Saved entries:
'''
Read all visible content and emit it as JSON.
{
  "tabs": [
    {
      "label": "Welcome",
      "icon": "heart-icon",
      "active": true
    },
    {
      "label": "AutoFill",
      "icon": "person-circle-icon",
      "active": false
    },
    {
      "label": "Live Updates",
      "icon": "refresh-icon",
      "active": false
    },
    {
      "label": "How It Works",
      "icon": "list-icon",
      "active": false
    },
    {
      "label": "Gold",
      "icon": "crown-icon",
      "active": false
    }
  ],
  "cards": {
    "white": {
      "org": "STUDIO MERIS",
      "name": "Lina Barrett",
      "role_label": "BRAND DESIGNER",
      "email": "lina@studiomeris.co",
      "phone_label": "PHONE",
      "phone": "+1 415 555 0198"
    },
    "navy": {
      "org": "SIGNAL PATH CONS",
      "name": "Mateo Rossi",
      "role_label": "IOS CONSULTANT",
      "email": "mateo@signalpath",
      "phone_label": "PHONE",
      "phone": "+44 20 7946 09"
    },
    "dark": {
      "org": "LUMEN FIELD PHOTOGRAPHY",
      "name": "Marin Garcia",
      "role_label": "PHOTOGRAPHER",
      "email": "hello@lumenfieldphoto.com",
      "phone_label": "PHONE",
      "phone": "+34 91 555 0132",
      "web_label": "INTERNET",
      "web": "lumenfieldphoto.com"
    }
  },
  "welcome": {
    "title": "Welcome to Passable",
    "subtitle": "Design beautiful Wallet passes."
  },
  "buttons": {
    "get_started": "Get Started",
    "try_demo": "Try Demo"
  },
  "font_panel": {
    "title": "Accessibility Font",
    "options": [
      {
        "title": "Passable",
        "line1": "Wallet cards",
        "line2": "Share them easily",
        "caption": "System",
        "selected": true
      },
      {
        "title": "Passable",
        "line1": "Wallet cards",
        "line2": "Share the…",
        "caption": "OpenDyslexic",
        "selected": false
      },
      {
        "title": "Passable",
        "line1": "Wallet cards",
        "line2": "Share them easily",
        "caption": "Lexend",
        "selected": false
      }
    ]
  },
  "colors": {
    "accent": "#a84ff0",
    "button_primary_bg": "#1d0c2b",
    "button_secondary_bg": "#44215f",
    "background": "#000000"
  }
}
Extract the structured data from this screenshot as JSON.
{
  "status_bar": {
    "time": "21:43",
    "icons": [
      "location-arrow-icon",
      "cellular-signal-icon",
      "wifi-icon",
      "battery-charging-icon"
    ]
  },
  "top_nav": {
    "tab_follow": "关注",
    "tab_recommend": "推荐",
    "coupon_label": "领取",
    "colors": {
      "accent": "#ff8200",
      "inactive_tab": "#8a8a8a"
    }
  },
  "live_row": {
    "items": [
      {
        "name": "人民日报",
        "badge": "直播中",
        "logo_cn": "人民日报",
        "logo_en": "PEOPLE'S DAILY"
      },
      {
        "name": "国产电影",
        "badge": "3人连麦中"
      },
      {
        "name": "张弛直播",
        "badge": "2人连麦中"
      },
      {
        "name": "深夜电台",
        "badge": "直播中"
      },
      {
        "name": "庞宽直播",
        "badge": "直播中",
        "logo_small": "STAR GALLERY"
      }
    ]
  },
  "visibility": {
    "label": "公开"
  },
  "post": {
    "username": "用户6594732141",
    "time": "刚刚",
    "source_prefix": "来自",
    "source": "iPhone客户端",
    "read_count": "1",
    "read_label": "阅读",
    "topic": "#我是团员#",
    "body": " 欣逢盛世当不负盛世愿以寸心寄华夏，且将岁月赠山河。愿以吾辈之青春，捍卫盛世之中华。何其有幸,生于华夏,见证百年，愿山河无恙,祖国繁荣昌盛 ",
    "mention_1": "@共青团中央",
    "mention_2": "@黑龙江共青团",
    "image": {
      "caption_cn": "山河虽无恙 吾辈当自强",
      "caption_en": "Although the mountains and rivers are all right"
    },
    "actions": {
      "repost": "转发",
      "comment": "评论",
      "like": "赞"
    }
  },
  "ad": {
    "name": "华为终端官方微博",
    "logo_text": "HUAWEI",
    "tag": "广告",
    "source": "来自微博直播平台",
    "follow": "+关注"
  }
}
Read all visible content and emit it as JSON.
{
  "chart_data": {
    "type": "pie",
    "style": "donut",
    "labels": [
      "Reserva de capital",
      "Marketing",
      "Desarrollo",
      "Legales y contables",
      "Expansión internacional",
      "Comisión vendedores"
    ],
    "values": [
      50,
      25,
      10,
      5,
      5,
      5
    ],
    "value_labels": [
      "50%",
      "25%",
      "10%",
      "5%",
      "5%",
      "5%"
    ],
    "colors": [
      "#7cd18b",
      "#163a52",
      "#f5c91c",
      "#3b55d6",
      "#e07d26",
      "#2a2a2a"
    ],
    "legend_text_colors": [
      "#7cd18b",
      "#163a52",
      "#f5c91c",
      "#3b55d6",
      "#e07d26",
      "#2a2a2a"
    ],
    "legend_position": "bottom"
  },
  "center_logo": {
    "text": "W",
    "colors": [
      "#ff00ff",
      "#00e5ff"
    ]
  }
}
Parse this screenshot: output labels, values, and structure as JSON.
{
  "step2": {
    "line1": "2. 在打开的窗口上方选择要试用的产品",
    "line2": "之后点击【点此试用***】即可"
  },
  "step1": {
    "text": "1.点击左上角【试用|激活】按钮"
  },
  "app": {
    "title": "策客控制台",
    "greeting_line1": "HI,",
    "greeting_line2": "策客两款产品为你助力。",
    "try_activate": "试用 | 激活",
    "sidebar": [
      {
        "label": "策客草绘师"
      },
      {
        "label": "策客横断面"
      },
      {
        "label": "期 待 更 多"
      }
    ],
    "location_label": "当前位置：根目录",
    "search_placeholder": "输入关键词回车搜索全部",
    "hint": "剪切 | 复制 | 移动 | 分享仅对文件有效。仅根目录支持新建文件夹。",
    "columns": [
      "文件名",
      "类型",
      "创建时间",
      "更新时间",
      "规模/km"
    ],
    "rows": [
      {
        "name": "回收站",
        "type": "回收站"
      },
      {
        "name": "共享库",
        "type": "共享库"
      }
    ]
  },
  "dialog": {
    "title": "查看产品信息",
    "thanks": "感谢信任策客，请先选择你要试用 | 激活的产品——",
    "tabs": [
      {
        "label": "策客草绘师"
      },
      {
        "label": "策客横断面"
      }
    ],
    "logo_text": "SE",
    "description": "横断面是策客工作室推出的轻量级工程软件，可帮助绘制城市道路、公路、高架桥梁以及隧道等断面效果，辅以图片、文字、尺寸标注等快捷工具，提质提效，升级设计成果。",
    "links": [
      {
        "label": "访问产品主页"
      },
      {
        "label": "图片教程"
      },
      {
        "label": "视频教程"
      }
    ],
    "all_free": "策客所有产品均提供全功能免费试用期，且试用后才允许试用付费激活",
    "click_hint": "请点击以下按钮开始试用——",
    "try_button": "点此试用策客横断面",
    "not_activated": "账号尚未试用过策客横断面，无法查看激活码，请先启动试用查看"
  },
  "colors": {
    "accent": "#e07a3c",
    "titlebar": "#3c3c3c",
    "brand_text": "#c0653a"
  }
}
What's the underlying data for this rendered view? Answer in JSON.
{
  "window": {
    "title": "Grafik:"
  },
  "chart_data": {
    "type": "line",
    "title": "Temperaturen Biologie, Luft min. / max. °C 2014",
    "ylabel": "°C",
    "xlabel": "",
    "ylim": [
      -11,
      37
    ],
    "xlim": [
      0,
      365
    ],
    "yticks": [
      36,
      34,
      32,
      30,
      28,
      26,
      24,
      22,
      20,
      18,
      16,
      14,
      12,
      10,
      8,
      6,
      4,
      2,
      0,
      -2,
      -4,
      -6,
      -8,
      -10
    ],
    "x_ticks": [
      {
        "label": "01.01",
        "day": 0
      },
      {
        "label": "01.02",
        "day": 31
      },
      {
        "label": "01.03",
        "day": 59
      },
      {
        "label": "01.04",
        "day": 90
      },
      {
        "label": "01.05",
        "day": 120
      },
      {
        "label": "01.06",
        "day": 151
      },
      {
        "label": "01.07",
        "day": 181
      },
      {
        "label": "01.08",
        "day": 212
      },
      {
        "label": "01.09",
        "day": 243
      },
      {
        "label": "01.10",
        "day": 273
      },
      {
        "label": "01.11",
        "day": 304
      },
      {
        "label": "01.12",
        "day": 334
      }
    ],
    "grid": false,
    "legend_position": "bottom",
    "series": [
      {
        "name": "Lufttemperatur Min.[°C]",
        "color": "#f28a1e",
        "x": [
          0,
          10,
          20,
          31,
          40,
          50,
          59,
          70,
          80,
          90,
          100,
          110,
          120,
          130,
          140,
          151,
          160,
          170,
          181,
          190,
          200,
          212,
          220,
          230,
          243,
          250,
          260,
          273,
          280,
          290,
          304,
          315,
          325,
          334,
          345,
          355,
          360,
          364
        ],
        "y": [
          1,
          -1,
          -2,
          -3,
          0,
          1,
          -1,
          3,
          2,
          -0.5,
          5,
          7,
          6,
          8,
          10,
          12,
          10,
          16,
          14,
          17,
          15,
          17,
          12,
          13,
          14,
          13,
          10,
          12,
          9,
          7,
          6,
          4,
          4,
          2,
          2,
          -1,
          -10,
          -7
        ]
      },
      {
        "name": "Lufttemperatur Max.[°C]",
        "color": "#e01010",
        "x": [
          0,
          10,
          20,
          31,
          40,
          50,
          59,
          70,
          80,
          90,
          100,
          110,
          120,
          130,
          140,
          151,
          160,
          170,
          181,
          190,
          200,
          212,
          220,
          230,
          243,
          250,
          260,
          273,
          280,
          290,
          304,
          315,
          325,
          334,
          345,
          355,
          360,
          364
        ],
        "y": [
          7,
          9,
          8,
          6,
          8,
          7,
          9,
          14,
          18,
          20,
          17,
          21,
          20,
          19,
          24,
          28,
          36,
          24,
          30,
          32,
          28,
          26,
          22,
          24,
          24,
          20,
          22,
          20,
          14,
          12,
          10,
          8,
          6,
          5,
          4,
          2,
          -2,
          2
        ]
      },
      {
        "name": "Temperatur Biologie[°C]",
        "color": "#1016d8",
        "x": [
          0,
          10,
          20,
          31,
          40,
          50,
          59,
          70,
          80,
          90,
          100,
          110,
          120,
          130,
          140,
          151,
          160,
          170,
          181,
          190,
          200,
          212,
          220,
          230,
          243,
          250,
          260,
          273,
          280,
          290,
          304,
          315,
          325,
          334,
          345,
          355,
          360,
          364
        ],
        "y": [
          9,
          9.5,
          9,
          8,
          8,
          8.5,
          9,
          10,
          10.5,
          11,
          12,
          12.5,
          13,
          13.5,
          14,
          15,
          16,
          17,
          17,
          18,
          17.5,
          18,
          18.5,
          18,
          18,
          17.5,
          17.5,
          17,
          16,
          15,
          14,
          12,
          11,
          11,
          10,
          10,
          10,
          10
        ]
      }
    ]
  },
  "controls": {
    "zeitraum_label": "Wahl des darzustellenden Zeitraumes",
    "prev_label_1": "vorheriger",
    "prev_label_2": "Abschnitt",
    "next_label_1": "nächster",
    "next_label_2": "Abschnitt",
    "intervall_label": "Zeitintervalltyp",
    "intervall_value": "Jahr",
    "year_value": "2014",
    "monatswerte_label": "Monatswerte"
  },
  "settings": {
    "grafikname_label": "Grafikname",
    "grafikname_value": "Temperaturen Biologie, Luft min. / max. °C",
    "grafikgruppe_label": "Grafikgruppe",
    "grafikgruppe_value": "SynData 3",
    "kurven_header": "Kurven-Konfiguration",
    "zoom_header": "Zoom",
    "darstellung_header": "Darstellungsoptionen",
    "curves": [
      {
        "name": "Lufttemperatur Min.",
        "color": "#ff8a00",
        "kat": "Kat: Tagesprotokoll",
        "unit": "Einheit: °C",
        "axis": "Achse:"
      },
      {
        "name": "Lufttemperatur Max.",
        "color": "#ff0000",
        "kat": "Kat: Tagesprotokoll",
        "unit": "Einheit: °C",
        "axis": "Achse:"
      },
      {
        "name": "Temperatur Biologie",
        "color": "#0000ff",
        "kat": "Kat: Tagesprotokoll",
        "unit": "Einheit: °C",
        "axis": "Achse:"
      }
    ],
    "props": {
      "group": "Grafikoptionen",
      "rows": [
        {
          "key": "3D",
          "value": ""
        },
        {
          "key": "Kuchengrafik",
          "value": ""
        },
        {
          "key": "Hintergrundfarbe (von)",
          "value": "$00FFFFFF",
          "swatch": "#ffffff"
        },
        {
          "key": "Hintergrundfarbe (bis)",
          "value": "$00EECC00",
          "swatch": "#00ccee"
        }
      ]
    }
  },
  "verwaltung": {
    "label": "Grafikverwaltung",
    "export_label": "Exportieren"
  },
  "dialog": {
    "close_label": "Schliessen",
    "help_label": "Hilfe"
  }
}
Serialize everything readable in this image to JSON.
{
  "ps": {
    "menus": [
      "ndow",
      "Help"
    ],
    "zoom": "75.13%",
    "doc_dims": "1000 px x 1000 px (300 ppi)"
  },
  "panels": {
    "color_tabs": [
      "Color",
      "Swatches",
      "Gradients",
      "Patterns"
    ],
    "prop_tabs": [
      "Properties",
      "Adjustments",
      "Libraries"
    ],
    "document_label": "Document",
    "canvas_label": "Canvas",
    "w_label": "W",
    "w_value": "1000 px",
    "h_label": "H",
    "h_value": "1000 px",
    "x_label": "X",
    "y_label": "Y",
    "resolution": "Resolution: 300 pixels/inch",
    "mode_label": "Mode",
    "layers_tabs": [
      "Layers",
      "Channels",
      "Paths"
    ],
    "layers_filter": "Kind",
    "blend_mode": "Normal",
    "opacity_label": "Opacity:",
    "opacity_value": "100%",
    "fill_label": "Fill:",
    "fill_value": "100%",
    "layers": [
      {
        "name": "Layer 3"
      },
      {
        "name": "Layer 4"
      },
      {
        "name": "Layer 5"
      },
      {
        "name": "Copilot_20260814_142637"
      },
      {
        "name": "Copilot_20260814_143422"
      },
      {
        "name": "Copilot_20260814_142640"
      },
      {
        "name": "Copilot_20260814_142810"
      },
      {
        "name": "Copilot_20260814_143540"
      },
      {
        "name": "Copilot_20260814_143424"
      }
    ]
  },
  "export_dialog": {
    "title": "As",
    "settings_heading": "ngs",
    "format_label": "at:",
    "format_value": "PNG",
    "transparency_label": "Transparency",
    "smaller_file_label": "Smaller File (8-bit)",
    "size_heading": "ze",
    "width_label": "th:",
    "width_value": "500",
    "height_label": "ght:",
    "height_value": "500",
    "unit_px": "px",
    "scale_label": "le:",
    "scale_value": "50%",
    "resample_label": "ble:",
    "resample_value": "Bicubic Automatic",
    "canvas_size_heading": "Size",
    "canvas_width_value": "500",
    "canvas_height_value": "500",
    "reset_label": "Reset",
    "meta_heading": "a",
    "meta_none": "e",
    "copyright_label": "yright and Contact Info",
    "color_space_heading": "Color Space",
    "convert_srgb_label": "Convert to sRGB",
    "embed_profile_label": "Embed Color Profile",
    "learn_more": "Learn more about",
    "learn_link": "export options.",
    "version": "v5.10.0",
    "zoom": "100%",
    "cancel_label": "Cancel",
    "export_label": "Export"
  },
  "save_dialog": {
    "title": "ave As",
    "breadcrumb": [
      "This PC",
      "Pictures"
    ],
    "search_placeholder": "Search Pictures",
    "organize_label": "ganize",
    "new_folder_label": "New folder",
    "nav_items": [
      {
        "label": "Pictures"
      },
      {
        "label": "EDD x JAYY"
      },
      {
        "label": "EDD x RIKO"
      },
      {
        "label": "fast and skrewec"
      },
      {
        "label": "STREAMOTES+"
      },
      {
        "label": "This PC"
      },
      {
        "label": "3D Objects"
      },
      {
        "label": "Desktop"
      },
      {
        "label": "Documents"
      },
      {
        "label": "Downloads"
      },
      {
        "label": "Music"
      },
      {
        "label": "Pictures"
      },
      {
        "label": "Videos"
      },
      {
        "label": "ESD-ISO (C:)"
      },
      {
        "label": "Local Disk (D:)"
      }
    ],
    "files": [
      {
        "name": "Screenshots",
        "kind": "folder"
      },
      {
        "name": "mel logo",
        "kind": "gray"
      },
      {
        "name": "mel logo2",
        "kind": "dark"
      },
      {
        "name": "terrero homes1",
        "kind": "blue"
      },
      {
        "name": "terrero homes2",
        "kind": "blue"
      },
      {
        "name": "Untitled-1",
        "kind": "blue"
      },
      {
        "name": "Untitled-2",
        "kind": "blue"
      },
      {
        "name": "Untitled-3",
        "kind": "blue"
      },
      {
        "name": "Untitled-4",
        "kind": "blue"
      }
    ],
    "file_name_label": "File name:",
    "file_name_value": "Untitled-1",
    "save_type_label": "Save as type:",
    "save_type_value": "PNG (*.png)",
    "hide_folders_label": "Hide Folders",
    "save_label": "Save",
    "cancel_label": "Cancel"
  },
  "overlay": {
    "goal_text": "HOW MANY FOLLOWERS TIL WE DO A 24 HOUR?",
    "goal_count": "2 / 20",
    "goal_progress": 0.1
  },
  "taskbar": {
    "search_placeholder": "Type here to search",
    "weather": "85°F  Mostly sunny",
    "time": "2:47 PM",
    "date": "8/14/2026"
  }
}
'''
# [Given exercise]
Search the data for the string "image" and copy each line where it appears.

# [Answer in full]
    "image": {
Serialize everything readable in this image to JSON.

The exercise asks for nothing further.